#### [Your objective]
Records follow. Copy every line with "Diğer".

--- Begin ---

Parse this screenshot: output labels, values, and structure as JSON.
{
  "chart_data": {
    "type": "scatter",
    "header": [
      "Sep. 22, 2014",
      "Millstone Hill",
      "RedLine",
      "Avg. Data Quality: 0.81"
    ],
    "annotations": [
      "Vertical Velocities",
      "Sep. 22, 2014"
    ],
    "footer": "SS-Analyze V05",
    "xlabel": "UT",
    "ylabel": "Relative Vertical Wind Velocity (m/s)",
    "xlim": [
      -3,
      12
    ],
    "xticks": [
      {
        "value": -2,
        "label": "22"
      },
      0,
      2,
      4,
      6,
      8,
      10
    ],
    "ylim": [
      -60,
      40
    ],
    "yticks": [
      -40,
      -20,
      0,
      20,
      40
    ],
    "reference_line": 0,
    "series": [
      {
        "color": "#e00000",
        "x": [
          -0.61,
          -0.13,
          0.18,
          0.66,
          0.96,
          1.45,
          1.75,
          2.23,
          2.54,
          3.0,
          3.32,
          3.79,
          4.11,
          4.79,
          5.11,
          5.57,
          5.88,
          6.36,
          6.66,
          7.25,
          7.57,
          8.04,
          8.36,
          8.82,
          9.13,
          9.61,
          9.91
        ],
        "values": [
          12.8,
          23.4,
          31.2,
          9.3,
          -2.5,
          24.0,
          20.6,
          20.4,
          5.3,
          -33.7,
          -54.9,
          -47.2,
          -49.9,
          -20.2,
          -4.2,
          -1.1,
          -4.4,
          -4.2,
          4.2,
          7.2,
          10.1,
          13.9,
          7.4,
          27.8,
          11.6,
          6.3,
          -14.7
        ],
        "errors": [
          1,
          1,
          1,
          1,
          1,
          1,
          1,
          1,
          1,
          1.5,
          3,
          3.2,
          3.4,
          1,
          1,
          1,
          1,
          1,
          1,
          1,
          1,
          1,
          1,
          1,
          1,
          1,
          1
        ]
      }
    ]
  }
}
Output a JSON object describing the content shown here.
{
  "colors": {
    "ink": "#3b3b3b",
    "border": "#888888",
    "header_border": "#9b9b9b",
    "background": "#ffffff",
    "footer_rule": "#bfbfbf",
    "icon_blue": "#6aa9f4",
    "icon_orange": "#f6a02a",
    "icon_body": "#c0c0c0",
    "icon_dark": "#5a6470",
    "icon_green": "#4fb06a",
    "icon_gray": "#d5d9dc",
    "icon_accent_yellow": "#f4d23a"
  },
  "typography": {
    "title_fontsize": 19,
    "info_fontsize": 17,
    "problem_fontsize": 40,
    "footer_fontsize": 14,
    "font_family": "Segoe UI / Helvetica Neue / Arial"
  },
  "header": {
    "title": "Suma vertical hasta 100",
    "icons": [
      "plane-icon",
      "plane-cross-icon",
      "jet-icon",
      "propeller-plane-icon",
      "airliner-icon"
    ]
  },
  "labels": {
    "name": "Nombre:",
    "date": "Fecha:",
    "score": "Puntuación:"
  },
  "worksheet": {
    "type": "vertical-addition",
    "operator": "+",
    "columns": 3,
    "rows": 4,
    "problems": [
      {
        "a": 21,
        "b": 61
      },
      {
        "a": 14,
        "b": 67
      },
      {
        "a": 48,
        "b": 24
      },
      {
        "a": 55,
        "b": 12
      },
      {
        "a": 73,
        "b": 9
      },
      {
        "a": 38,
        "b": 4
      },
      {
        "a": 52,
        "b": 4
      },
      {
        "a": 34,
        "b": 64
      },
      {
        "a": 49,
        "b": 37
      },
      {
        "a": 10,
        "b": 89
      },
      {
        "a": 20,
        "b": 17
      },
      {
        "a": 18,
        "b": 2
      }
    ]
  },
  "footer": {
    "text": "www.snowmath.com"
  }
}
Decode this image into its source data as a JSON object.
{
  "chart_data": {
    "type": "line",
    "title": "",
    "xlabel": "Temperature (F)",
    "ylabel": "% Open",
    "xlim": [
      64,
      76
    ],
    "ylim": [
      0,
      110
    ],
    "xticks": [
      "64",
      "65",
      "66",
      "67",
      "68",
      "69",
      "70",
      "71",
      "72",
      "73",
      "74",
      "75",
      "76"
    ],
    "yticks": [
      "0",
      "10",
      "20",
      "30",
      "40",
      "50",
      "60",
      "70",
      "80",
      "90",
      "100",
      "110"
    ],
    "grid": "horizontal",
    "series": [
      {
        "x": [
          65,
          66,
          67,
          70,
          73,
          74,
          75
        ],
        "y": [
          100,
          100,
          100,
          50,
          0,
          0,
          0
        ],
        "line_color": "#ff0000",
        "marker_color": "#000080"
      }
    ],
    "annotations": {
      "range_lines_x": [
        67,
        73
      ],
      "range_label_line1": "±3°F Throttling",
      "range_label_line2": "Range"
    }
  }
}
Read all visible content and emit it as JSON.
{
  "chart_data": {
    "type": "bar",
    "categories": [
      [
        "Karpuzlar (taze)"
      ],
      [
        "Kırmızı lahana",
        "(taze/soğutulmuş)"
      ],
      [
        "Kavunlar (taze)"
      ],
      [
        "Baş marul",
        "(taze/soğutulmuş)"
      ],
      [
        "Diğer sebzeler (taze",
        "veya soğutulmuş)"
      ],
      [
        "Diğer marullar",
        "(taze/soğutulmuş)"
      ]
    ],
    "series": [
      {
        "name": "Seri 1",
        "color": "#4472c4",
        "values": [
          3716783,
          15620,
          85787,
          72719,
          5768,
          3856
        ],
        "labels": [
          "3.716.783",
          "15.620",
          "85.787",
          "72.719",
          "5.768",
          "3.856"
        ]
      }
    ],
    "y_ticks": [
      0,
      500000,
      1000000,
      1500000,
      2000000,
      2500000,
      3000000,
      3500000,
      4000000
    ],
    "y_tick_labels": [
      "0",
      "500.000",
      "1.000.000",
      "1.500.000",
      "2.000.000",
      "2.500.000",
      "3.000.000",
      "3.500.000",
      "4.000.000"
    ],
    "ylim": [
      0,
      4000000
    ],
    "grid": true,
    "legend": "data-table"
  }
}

--- End ---

#### [Output for this task]
        "Diğer sebzeler (taze",
        "Diğer marullar",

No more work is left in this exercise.